### [WRITTEN PROBLEM]
Write out each line exactly as given. Leave the pictures out of your copy.

### [RECORDS FOR THE TASK]
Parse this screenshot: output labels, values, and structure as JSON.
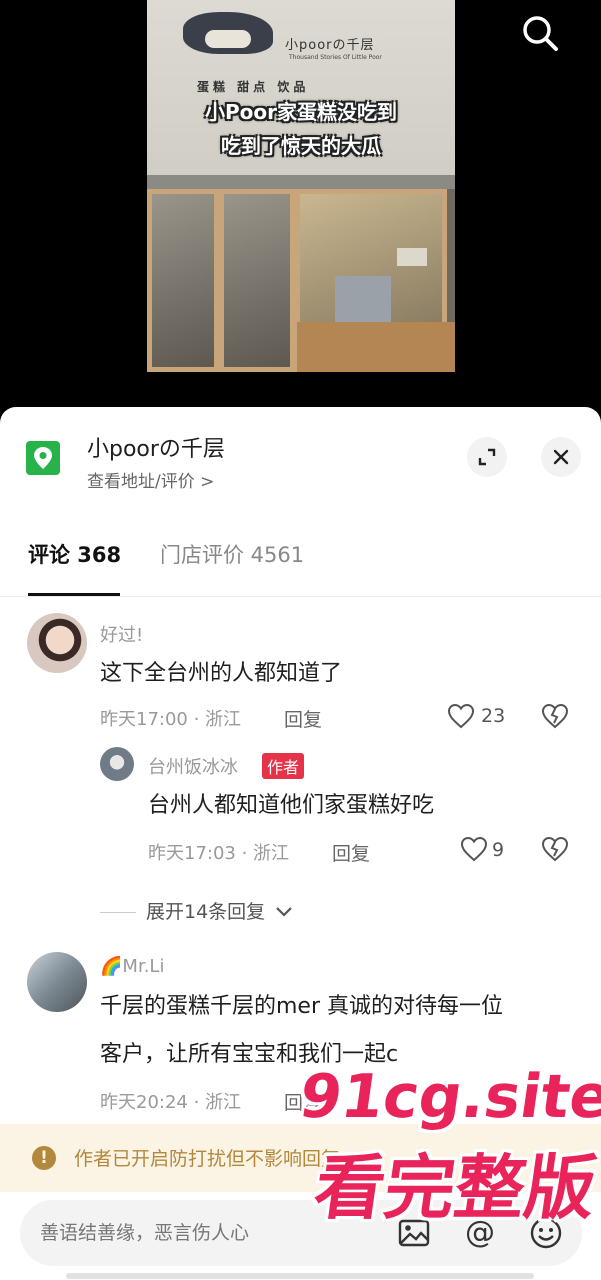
{
  "video": {
    "caption_line1": "小Poor家蛋糕没吃到",
    "caption_line2": "吃到了惊天的大瓜",
    "sign_name": "小poorの千层",
    "sign_subtitle": "Thousand Stories Of Little Poor",
    "sign_menu": "蛋糕 甜点 饮品",
    "search_icon": "search-icon"
  },
  "store": {
    "name": "小poorの千层",
    "link": "查看地址/评价 >",
    "pin_icon": "location-pin-icon",
    "expand_icon": "expand-icon",
    "close_icon": "close-icon",
    "accent_color": "#27b24a"
  },
  "tabs": {
    "comments": "评论 368",
    "reviews": "门店评价 4561"
  },
  "comments": [
    {
      "user": "好过!",
      "text": "这下全台州的人都知道了",
      "time": "昨天17:00 · 浙江",
      "reply": "回复",
      "likes": "23"
    },
    {
      "user": "台州饭冰冰",
      "badge": "作者",
      "text": "台州人都知道他们家蛋糕好吃",
      "time": "昨天17:03 · 浙江",
      "reply": "回复",
      "likes": "9"
    },
    {
      "user": "🌈Mr.Li",
      "text_line1": "千层的蛋糕千层的mer 真诚的对待每一位",
      "text_line2": "客户，让所有宝宝和我们一起c",
      "time": "昨天20:24 · 浙江",
      "reply": "回复"
    }
  ],
  "expand_replies": "展开14条回复",
  "notice": {
    "text": "作者已开启防打扰但不影响回复",
    "color": "#b2883d"
  },
  "input": {
    "placeholder": "善语结善缘，恶言伤人心"
  },
  "watermark": {
    "line1": "91cg.site",
    "line2": "看完整版",
    "color": "#e8245a"
  }
}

### [ANSWER TO THIS EXERCISE]
Parse this screenshot: output labels, values, and structure as JSON.
{
  "video": {
    "caption_line1": "小Poor家蛋糕没吃到",
    "caption_line2": "吃到了惊天的大瓜",
    "sign_name": "小poorの千层",
    "sign_subtitle": "Thousand Stories Of Little Poor",
    "sign_menu": "蛋糕 甜点 饮品",
    "search_icon": "search-icon"
  },
  "store": {
    "name": "小poorの千层",
    "link": "查看地址/评价 >",
    "pin_icon": "location-pin-icon",
    "expand_icon": "expand-icon",
    "close_icon": "close-icon",
    "accent_color": "#27b24a"
  },
  "tabs": {
    "comments": "评论 368",
    "reviews": "门店评价 4561"
  },
  "comments": [
    {
      "user": "好过!",
      "text": "这下全台州的人都知道了",
      "time": "昨天17:00 · 浙江",
      "reply": "回复",
      "likes": "23"
    },
    {
      "user": "台州饭冰冰",
      "badge": "作者",
      "text": "台州人都知道他们家蛋糕好吃",
      "time": "昨天17:03 · 浙江",
      "reply": "回复",
      "likes": "9"
    },
    {
      "user": "🌈Mr.Li",
      "text_line1": "千层的蛋糕千层的mer 真诚的对待每一位",
      "text_line2": "客户，让所有宝宝和我们一起c",
      "time": "昨天20:24 · 浙江",
      "reply": "回复"
    }
  ],
  "expand_replies": "展开14条回复",
  "notice": {
    "text": "作者已开启防打扰但不影响回复",
    "color": "#b2883d"
  },
  "input": {
    "placeholder": "善语结善缘，恶言伤人心"
  },
  "watermark": {
    "line1": "91cg.site",
    "line2": "看完整版",
    "color": "#e8245a"
  }
}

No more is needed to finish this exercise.